Task goal
Below are entries. Pull out all lines containing "unipolar".

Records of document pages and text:
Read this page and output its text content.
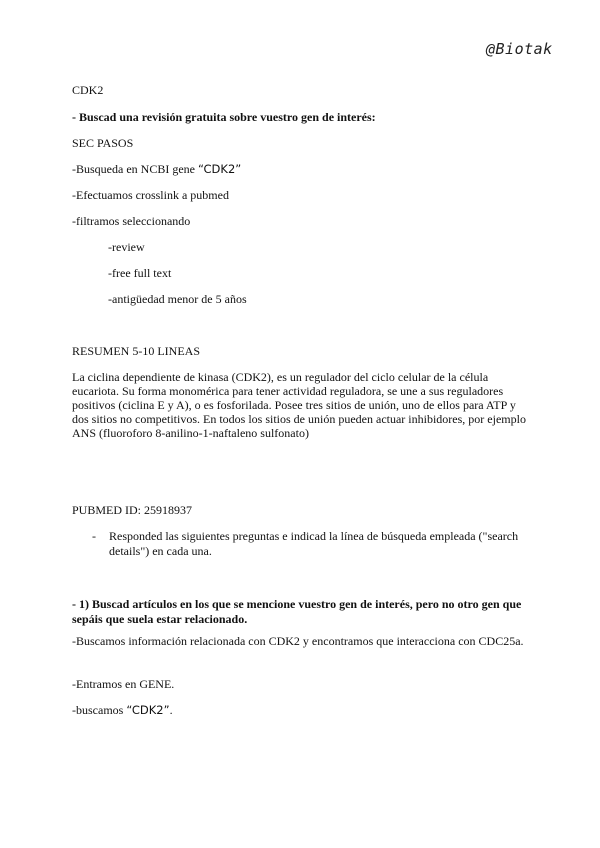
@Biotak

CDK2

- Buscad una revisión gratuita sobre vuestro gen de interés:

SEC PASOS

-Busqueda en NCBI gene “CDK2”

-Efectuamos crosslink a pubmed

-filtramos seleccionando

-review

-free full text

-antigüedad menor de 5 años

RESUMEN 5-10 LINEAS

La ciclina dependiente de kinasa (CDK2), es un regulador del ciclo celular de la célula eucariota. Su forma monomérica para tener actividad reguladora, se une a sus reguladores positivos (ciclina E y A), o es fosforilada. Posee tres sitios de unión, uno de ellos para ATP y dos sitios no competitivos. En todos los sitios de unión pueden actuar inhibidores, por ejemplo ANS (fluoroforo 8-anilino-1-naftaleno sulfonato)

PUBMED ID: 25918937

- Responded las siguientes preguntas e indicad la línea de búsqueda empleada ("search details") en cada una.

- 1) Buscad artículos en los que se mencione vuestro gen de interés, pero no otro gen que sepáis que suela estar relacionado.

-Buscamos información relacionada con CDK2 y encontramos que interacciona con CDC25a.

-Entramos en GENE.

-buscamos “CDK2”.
---
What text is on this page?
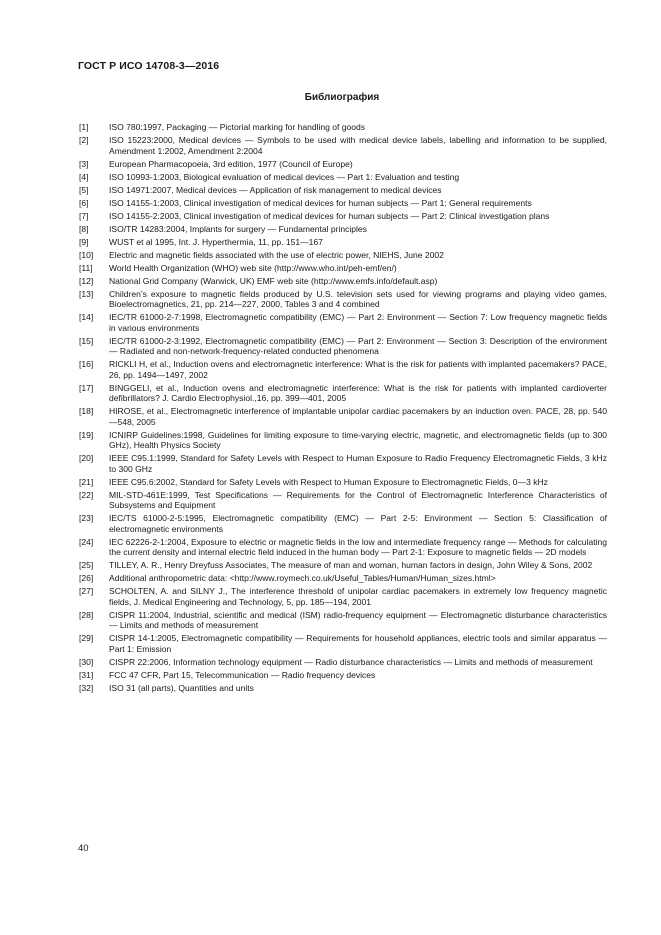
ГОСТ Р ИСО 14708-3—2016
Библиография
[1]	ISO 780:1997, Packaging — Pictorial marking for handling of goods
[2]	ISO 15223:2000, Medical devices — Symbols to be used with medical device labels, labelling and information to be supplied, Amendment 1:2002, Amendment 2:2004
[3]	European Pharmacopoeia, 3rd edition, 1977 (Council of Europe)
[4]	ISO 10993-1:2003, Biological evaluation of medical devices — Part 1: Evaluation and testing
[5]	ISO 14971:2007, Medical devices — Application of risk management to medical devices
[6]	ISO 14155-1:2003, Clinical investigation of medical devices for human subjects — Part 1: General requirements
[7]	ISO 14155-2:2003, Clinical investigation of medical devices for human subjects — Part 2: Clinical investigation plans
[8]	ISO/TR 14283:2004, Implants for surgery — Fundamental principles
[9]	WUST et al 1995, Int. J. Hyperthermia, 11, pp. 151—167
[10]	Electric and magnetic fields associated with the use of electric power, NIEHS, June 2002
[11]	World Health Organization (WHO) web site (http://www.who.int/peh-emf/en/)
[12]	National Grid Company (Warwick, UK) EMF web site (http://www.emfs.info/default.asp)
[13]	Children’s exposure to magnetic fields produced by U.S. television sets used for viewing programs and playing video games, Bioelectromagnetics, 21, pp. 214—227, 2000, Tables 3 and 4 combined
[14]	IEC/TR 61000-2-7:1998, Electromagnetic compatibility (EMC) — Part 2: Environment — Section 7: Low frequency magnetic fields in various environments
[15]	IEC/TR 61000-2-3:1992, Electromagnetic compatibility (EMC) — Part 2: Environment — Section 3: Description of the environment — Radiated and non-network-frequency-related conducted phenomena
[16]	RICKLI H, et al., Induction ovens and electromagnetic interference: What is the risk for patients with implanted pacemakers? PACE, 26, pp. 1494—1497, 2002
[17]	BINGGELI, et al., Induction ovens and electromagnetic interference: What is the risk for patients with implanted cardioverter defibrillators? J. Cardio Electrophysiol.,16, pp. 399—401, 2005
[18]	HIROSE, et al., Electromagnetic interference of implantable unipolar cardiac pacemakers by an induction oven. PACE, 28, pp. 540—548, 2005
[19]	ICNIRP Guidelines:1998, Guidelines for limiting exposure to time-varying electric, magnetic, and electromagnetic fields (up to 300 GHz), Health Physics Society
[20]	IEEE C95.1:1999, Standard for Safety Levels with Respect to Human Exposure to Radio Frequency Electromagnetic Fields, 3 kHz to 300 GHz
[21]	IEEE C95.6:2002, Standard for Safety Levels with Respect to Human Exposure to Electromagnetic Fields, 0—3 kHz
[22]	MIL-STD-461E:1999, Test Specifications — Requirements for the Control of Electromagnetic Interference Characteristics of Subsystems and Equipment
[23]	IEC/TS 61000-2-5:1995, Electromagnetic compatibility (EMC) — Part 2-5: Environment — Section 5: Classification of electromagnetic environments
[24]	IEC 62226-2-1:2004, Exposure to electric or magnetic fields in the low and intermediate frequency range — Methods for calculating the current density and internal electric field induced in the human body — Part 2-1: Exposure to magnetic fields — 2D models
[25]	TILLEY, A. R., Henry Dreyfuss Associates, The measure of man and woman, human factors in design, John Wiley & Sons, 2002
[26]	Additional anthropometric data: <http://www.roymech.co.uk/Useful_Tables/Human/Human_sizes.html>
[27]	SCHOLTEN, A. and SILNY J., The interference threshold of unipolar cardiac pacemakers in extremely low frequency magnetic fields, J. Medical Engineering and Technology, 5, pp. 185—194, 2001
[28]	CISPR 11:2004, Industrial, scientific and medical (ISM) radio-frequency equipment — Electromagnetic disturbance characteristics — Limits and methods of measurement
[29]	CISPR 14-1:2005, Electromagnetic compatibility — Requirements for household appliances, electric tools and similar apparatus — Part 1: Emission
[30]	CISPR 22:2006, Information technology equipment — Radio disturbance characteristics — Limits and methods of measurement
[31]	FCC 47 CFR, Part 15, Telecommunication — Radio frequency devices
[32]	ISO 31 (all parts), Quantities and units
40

Reply to the exercise
[18]	HIROSE, et al., Electromagnetic interference of implantable unipolar cardiac pacemakers by an induction oven. PACE, 28, pp. 540—548, 2005
[27]	SCHOLTEN, A. and SILNY J., The interference threshold of unipolar cardiac pacemakers in extremely low frequency magnetic fields, J. Medical Engineering and Technology, 5, pp. 185—194, 2001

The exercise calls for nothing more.